## Instructions to follow
Retype the data below without altering anything.

## Records shown
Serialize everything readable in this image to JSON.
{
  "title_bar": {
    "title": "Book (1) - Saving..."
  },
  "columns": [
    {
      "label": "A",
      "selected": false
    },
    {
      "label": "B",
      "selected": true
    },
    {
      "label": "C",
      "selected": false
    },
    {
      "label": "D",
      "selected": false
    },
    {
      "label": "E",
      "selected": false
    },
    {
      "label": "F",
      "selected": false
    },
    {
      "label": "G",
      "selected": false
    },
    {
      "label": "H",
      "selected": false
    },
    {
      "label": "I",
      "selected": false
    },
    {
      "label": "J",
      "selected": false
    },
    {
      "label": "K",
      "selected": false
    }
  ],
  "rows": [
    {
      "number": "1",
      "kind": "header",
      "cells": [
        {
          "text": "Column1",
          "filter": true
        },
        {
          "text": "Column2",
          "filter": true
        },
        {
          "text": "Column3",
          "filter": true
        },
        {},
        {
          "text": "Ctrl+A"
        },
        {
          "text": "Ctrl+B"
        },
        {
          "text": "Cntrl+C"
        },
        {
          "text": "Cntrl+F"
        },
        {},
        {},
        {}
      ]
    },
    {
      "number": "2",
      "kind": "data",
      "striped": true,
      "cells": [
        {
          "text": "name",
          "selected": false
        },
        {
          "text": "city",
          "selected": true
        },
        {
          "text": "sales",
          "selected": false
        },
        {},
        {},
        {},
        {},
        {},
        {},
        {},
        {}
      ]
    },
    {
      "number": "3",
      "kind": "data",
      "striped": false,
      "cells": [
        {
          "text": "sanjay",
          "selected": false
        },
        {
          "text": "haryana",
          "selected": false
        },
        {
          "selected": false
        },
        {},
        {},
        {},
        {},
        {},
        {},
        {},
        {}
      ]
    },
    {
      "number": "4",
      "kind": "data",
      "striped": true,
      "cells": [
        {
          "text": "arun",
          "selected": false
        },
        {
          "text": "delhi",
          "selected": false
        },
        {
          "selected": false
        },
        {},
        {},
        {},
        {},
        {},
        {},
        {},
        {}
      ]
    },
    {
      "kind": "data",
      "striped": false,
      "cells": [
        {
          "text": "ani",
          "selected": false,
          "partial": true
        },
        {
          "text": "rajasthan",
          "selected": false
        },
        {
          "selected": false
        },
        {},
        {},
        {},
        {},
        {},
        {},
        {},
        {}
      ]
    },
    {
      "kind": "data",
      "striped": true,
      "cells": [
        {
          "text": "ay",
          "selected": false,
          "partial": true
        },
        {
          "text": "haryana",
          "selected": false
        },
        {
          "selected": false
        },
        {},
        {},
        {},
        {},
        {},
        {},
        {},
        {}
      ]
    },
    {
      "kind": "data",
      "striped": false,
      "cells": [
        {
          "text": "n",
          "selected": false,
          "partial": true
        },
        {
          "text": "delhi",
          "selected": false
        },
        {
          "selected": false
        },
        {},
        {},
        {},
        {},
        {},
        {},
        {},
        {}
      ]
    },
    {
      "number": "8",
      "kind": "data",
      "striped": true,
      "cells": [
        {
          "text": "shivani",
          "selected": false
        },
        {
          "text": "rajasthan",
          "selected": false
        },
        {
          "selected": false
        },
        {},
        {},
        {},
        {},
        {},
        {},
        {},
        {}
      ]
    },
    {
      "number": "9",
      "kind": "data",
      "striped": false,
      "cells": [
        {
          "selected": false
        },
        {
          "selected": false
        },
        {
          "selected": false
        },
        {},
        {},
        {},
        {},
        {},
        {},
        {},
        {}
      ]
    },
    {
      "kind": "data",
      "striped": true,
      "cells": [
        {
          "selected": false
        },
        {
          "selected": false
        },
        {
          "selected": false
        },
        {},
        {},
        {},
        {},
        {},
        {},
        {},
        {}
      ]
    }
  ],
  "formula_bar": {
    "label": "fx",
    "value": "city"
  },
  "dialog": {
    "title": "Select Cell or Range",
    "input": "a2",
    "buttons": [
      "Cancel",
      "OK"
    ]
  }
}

## Result of this task
Serialize everything readable in this image to JSON.
{
  "title_bar": {
    "title": "Book (1) - Saving..."
  },
  "columns": [
    {
      "label": "A",
      "selected": false
    },
    {
      "label": "B",
      "selected": true
    },
    {
      "label": "C",
      "selected": false
    },
    {
      "label": "D",
      "selected": false
    },
    {
      "label": "E",
      "selected": false
    },
    {
      "label": "F",
      "selected": false
    },
    {
      "label": "G",
      "selected": false
    },
    {
      "label": "H",
      "selected": false
    },
    {
      "label": "I",
      "selected": false
    },
    {
      "label": "J",
      "selected": false
    },
    {
      "label": "K",
      "selected": false
    }
  ],
  "rows": [
    {
      "number": "1",
      "kind": "header",
      "cells": [
        {
          "text": "Column1",
          "filter": true
        },
        {
          "text": "Column2",
          "filter": true
        },
        {
          "text": "Column3",
          "filter": true
        },
        {},
        {
          "text": "Ctrl+A"
        },
        {
          "text": "Ctrl+B"
        },
        {
          "text": "Cntrl+C"
        },
        {
          "text": "Cntrl+F"
        },
        {},
        {},
        {}
      ]
    },
    {
      "number": "2",
      "kind": "data",
      "striped": true,
      "cells": [
        {
          "text": "name",
          "selected": false
        },
        {
          "text": "city",
          "selected": true
        },
        {
          "text": "sales",
          "selected": false
        },
        {},
        {},
        {},
        {},
        {},
        {},
        {},
        {}
      ]
    },
    {
      "number": "3",
      "kind": "data",
      "striped": false,
      "cells": [
        {
          "text": "sanjay",
          "selected": false
        },
        {
          "text": "haryana",
          "selected": false
        },
        {
          "selected": false
        },
        {},
        {},
        {},
        {},
        {},
        {},
        {},
        {}
      ]
    },
    {
      "number": "4",
      "kind": "data",
      "striped": true,
      "cells": [
        {
          "text": "arun",
          "selected": false
        },
        {
          "text": "delhi",
          "selected": false
        },
        {
          "selected": false
        },
        {},
        {},
        {},
        {},
        {},
        {},
        {},
        {}
      ]
    },
    {
      "kind": "data",
      "striped": false,
      "cells": [
        {
          "text": "ani",
          "selected": false,
          "partial": true
        },
        {
          "text": "rajasthan",
          "selected": false
        },
        {
          "selected": false
        },
        {},
        {},
        {},
        {},
        {},
        {},
        {},
        {}
      ]
    },
    {
      "kind": "data",
      "striped": true,
      "cells": [
        {
          "text": "ay",
          "selected": false,
          "partial": true
        },
        {
          "text": "haryana",
          "selected": false
        },
        {
          "selected": false
        },
        {},
        {},
        {},
        {},
        {},
        {},
        {},
        {}
      ]
    },
    {
      "kind": "data",
      "striped": false,
      "cells": [
        {
          "text": "n",
          "selected": false,
          "partial": true
        },
        {
          "text": "delhi",
          "selected": false
        },
        {
          "selected": false
        },
        {},
        {},
        {},
        {},
        {},
        {},
        {},
        {}
      ]
    },
    {
      "number": "8",
      "kind": "data",
      "striped": true,
      "cells": [
        {
          "text": "shivani",
          "selected": false
        },
        {
          "text": "rajasthan",
          "selected": false
        },
        {
          "selected": false
        },
        {},
        {},
        {},
        {},
        {},
        {},
        {},
        {}
      ]
    },
    {
      "number": "9",
      "kind": "data",
      "striped": false,
      "cells": [
        {
          "selected": false
        },
        {
          "selected": false
        },
        {
          "selected": false
        },
        {},
        {},
        {},
        {},
        {},
        {},
        {},
        {}
      ]
    },
    {
      "kind": "data",
      "striped": true,
      "cells": [
        {
          "selected": false
        },
        {
          "selected": false
        },
        {
          "selected": false
        },
        {},
        {},
        {},
        {},
        {},
        {},
        {},
        {}
      ]
    }
  ],
  "formula_bar": {
    "label": "fx",
    "value": "city"
  },
  "dialog": {
    "title": "Select Cell or Range",
    "input": "a2",
    "buttons": [
      "Cancel",
      "OK"
    ]
  }
}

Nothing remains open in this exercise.